> Exercise details: Go through the listing beneath this task and return every line that carries the string "三个代表".

> Input records:
··········
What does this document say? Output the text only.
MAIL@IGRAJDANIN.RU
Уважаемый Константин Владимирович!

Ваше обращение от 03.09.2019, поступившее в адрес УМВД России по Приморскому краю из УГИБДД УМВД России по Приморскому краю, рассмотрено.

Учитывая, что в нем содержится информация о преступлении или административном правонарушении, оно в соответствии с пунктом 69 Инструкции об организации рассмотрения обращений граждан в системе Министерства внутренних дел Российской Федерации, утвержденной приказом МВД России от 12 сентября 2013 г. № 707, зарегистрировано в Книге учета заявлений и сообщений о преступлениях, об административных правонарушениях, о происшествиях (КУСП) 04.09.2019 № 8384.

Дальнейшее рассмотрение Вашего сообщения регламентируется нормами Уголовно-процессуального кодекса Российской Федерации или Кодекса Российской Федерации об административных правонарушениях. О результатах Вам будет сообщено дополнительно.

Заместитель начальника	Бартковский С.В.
··········
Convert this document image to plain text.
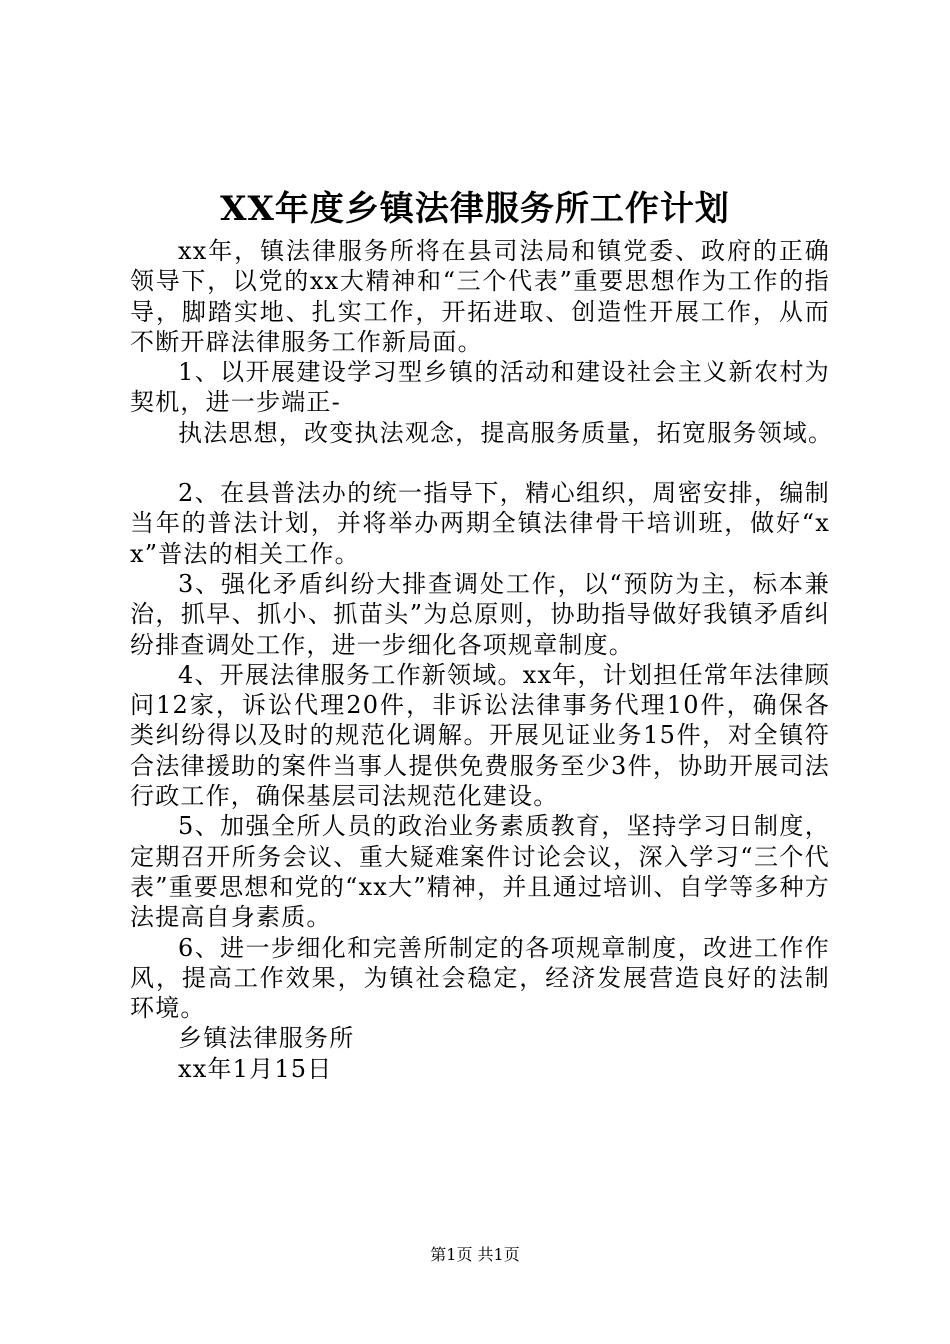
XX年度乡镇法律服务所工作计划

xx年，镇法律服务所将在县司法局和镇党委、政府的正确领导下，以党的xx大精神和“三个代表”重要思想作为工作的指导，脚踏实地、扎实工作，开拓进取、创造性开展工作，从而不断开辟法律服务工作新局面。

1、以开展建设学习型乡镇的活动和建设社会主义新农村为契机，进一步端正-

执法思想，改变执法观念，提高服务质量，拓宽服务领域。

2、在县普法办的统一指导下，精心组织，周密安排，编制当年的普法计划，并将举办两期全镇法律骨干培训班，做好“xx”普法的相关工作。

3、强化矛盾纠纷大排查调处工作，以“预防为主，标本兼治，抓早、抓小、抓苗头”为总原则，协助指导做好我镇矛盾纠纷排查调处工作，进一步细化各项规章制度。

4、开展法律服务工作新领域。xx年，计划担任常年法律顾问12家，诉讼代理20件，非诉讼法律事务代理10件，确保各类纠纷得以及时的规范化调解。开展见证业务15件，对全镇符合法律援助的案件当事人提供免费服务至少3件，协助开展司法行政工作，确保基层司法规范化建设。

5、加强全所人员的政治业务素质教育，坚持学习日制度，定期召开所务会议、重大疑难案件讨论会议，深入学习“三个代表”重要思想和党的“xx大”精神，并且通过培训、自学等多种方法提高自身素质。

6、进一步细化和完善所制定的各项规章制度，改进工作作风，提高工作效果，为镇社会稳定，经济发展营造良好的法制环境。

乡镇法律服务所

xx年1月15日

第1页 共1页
··········
> Correct result:
xx年，镇法律服务所将在县司法局和镇党委、政府的正确领导下，以党的xx大精神和“三个代表”重要思想作为工作的指导，脚踏实地、扎实工作，开拓进取、创造性开展工作，从而不断开辟法律服务工作新局面。
5、加强全所人员的政治业务素质教育，坚持学习日制度，定期召开所务会议、重大疑难案件讨论会议，深入学习“三个代表”重要思想和党的“xx大”精神，并且通过培训、自学等多种方法提高自身素质。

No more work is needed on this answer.